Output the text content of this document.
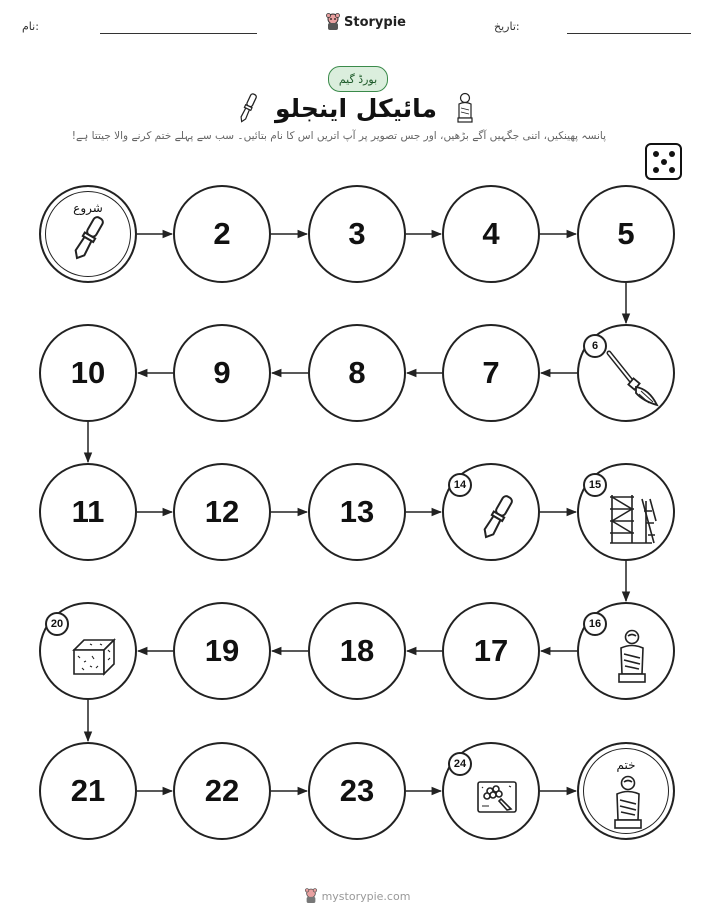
نام:	تاریخ:
Storypie
بورڈ گیم
مائیکل اینجلو
پانسہ پھینکیں، اتنی جگہیں آگے بڑھیں، اور جس تصویر پر آپ اتریں اس کا نام بتائیں۔ سب سے پہلے ختم کرنے والا جیتتا ہے!
شروع
2	3	4	5
6
7
8
9
10
11	12	13
14	15
16
17
18
19
20
21	22	23
24	ختم
mystorypie.com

#####

Every record above should be written out again exactly; the pictures stay out of the copy.

[ANSWER TO THIS TASK]:
Output the text content of this document.
نام:	تاریخ:
Storypie
بورڈ گیم
مائیکل اینجلو
پانسہ پھینکیں، اتنی جگہیں آگے بڑھیں، اور جس تصویر پر آپ اتریں اس کا نام بتائیں۔ سب سے پہلے ختم کرنے والا جیتتا ہے!
شروع
2	3	4	5
6
7
8
9
10
11	12	13
14	15
16
17
18
19
20
21	22	23
24	ختم
mystorypie.com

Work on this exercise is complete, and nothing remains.